/---
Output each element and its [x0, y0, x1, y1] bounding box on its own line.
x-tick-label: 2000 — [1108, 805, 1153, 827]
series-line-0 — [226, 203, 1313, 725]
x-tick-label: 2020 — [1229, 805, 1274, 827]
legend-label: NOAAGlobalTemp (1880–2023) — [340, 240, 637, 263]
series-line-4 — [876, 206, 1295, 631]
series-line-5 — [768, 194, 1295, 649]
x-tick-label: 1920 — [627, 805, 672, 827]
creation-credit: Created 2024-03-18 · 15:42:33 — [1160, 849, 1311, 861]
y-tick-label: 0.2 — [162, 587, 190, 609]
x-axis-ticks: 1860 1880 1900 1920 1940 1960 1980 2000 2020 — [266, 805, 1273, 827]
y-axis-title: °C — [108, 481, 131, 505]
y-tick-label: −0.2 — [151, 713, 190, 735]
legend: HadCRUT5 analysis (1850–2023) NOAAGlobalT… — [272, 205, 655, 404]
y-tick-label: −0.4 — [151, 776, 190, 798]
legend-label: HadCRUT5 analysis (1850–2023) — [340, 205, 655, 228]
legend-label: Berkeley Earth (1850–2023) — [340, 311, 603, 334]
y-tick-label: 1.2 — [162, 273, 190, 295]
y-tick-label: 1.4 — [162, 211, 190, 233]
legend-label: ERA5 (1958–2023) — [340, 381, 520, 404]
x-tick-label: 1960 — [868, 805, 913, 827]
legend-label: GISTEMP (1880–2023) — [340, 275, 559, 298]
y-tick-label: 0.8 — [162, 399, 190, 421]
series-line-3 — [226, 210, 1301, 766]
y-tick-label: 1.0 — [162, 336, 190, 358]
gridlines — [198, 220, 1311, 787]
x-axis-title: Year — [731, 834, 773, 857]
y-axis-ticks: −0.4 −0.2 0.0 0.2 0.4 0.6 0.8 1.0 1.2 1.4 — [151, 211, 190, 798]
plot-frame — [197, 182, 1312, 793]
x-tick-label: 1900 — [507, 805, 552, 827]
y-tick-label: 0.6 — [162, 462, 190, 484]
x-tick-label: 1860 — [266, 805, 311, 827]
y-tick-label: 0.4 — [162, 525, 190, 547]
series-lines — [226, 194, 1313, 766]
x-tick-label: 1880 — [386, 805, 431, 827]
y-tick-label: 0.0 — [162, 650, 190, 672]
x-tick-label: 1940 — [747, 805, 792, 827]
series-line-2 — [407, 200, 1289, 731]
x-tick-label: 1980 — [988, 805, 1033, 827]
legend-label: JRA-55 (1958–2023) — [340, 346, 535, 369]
\---
* Directive:
Reproduce verbatim the lines of the records above, starting with the first line and continuing through the line that contains "y-tick-label: −0.2 — [151, 713, 190, 735]", with both of those lines included.

* Task answer:
Output each element and its [x0, y0, x1, y1] bounding box on its own line.
x-tick-label: 2000 — [1108, 805, 1153, 827]
series-line-0 — [226, 203, 1313, 725]
x-tick-label: 2020 — [1229, 805, 1274, 827]
legend-label: NOAAGlobalTemp (1880–2023) — [340, 240, 637, 263]
series-line-4 — [876, 206, 1295, 631]
series-line-5 — [768, 194, 1295, 649]
x-tick-label: 1920 — [627, 805, 672, 827]
creation-credit: Created 2024-03-18 · 15:42:33 — [1160, 849, 1311, 861]
y-tick-label: 0.2 — [162, 587, 190, 609]
x-axis-ticks: 1860 1880 1900 1920 1940 1960 1980 2000 2020 — [266, 805, 1273, 827]
y-axis-title: °C — [108, 481, 131, 505]
y-tick-label: −0.2 — [151, 713, 190, 735]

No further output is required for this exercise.